▶ _DOCUMENT EXCERPT_
* Begin *

I have this housing dataframe that I'm working with in Python. One of the columns contains house "grade" data, which is based on an actual official county grading system. The houses are graded on a scale of 3 - 12 with descriptions like "good", "average", "excellent", etc attached to them. The data in the column however is in a string format with the number grade coming first then a space followed by the description.
So for example one entry might read as "7 Average". (A better visualization here)
I want to first eliminate the number from the string, which I can do. I want to then convert each string entry into a category type, which I can also do. However, when I use .cat.code
to have the category codes automatically be generated, is there a way to use the original county scale (3-12) as my codes? I suppose I could use hot-encoding, but I feel that will just look messy and unprofessional.
EDIT: I just got rid of the description and kept the number and converted to int which worked. However, I still would like to see if there's an answer to my original question.
CodePudding user response:
Since your data is already inherently ordered, we can make it ordered categorical, and then rename the categories:
df.grade = pd.Categorical(df.grade, ordered=True)
df.grade = df.grade.cat.rename_categories(df.grade.cat.categories.str[2:])
Given:
df = pd.DataFrame({'grade':['6 Low Average', '5 Bad', '8 Good', '7 Average', '7 Average']})
print(df.sort_values('grade'))
# Output:
grade
1 5 Bad
0 6 Low Average
3 7 Average
4 7 Average
2 8 Good
Doing:
df.grade = pd.Categorical(df.grade, ordered=True)
df.grade = df.grade.cat.rename_categories(df.grade.cat.categories.str[2:])
print(df.sort_values('grade'))
df.sort_values('grade').grade.cat.codes
# Output:
grade
1 Bad
0 Low Average
3 Average
4 Average
2 Good
1 0
0 1
3 2
4 2
2 3
dtype: int8
# If they weren't categorical ordered it'd look like:
# grade
# 3 Average
# 4 Average
# 1 Bad
# 2 Good
# 0 Low Average
CodePudding user response:
It's not possible to define the codes of a Categorical
dtype. When you try to set the codes, this can be raised 2 kinds of exceptions:
>>> pd.Categorical.from_codes(...)
ValueError: codes need to be between -1 and len(categories)-1
>>> mycat.codes = [...]
AttributeError: can't set attribute
Categorical
dtype uses -1 for missing values and 0 from N to index categories (generally in lexicographical order for string values).
The best you can do is to create the category like this:
data = df['grade'].str.split(' ', 1, expand=True).astype({0: int})
grade = pd.CategoricalDtype(data.drop_duplicates(0).sort_values(0)[1], ordered=True, name='Grade')

* End *

▶ _INSTRUCTION_
Transcribe the part of the pandas forum thread from "I want to first" up to and including "messy and unprofessional.", word for word. The records that follow have nothing to do with the pandas forum thread.

▶ _DATASET ROWS_
* Begin *

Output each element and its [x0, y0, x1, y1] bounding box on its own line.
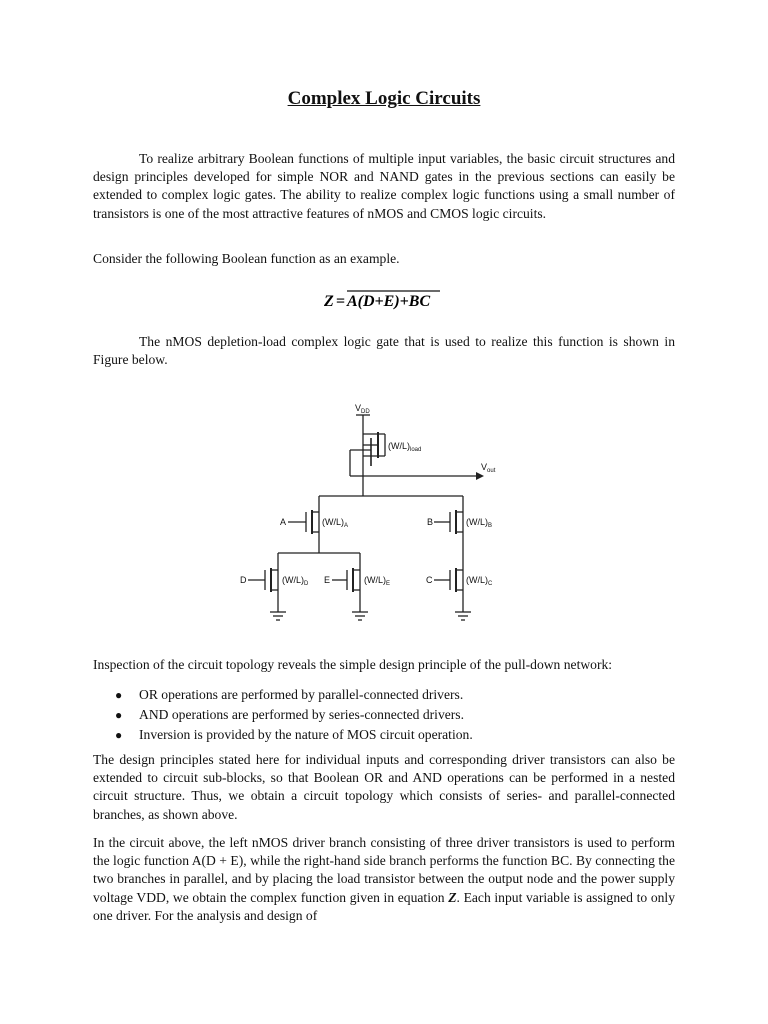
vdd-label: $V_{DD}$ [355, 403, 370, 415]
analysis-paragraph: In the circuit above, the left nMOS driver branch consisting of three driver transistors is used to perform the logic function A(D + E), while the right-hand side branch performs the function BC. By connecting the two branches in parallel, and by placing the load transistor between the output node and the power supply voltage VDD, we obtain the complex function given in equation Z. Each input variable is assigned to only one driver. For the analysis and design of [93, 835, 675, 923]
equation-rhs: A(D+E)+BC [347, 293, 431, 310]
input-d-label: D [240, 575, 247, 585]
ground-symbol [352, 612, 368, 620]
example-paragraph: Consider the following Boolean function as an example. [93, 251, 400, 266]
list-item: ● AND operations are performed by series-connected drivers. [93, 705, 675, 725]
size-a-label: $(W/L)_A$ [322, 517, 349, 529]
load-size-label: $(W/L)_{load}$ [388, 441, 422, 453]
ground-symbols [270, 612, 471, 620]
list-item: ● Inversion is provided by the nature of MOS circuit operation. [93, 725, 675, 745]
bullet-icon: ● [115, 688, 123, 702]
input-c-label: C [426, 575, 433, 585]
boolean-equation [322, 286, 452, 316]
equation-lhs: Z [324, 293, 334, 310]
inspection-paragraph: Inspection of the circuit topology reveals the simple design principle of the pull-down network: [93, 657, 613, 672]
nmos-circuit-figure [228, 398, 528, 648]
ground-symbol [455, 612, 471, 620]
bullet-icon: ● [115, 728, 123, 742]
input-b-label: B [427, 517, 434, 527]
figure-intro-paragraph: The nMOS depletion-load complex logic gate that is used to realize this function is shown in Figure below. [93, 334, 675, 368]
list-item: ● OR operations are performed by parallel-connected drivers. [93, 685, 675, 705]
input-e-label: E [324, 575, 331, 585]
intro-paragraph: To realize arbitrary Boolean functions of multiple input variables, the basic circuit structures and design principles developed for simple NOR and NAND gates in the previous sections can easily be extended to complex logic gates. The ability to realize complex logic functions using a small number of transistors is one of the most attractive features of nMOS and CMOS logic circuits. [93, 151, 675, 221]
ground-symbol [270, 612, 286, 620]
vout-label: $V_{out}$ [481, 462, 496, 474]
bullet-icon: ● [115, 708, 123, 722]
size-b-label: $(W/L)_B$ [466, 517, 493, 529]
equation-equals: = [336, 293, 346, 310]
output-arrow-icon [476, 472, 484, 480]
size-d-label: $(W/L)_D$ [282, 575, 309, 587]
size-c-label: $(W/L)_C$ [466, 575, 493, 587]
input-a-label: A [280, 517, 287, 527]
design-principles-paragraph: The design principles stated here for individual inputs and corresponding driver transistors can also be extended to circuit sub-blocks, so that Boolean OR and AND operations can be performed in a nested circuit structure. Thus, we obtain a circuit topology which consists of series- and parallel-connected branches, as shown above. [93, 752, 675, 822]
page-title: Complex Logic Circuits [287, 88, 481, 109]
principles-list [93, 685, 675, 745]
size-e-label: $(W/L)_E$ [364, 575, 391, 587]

* End *

▶ _REPLY TO THE TASK_
I want to first eliminate the number from the string, which I can do. I want to then convert each string entry into a category type, which I can also do. However, when I use .cat.code
to have the category codes automatically be generated, is there a way to use the original county scale (3-12) as my codes? I suppose I could use hot-encoding, but I feel that will just look messy and unprofessional.